» **Material**
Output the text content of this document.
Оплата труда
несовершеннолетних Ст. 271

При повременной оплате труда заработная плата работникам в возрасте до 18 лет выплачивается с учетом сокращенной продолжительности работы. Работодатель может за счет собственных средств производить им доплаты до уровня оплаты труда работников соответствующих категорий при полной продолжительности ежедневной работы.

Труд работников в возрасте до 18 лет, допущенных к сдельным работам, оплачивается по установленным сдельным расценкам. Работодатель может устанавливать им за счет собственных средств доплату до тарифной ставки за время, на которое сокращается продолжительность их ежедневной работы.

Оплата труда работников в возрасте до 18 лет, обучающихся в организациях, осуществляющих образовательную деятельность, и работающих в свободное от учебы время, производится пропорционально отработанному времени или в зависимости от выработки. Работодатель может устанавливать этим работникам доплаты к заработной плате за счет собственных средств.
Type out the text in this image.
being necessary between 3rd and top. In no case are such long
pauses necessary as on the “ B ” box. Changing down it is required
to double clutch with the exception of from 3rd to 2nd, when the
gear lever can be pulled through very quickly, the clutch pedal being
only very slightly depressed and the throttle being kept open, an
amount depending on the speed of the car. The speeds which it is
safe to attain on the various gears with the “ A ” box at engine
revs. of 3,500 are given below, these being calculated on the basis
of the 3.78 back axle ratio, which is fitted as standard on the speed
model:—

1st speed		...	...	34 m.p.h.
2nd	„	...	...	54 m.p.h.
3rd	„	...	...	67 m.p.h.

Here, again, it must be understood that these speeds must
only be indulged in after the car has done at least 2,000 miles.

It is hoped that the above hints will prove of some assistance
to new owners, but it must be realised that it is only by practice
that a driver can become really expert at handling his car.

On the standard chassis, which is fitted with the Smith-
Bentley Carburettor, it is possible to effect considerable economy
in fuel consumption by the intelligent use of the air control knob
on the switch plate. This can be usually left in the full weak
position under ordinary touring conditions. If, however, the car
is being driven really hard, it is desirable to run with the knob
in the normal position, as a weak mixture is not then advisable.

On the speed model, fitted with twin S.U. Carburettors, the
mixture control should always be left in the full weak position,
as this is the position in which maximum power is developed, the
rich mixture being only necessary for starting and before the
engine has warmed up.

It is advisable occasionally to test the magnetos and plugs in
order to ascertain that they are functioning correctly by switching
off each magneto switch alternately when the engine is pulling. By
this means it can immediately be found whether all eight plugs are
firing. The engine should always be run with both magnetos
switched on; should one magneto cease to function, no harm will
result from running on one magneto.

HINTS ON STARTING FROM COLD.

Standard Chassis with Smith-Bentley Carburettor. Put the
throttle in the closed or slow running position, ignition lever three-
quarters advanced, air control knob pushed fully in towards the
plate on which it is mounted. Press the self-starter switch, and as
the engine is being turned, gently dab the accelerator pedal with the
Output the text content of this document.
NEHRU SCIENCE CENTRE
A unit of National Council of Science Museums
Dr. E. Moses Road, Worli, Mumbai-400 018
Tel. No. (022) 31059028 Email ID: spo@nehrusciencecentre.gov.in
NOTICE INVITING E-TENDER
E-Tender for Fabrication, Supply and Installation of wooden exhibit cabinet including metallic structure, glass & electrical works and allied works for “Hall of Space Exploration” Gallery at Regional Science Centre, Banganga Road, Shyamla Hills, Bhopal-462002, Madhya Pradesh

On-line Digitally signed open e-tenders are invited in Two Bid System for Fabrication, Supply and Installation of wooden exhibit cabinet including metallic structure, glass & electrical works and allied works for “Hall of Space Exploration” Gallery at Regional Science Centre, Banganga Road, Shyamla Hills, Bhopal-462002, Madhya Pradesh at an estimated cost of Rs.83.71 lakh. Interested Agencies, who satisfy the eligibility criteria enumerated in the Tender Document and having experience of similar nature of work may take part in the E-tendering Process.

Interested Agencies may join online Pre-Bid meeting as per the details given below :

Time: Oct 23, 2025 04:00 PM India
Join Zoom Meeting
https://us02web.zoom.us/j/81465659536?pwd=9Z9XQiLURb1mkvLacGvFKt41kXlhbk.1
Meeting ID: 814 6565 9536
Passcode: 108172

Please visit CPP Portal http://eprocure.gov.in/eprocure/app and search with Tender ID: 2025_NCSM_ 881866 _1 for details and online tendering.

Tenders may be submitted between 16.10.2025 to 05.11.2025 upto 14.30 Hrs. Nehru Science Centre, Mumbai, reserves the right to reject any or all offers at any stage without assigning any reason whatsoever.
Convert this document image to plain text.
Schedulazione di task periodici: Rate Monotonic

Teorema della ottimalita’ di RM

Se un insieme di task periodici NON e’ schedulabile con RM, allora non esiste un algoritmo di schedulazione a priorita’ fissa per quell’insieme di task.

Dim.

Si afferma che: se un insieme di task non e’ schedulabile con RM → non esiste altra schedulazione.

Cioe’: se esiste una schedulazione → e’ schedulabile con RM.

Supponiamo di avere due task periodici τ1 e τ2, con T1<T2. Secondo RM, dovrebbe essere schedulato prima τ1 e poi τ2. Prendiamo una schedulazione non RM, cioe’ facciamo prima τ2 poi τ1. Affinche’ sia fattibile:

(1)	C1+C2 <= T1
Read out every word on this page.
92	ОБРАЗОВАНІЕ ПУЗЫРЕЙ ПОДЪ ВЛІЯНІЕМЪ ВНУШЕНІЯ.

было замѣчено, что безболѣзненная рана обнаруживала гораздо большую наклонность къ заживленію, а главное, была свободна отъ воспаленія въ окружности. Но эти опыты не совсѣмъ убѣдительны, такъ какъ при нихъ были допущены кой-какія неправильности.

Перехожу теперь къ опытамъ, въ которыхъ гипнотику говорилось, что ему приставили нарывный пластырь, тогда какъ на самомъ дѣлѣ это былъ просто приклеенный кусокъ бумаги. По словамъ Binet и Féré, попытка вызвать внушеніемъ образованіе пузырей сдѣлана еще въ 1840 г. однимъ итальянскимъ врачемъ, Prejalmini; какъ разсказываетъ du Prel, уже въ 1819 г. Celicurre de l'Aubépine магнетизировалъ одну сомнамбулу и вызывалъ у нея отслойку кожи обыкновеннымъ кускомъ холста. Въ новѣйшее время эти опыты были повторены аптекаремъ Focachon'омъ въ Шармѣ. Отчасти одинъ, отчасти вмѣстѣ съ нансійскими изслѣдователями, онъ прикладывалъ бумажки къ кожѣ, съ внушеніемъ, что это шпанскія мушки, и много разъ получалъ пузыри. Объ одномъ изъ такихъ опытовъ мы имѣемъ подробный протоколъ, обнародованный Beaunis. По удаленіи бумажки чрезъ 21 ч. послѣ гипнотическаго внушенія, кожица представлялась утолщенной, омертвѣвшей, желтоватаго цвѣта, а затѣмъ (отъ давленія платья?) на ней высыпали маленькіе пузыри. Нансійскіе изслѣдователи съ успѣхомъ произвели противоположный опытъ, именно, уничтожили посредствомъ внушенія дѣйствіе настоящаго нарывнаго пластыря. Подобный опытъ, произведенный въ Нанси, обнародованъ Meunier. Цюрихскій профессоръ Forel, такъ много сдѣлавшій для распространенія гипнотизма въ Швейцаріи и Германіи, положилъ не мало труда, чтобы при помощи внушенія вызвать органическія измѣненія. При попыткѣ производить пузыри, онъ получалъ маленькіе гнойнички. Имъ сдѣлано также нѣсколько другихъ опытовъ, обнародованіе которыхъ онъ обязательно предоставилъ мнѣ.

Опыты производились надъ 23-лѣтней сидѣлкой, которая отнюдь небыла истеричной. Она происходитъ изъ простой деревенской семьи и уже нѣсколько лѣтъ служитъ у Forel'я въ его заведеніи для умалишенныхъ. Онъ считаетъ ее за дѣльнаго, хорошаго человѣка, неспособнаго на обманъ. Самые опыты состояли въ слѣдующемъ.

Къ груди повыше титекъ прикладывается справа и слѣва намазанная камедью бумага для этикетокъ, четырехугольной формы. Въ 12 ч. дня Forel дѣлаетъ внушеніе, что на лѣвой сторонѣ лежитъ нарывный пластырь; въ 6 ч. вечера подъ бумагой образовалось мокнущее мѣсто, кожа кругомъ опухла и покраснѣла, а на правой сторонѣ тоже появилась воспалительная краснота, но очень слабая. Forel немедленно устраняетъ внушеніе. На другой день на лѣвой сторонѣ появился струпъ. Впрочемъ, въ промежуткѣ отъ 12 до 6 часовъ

» **Task instructions**
Show all lines above holding "advisable".

» **Solution below**
in the normal position, as a weak mixture is not then advisable.
It is advisable occasionally to test the magnetos and plugs in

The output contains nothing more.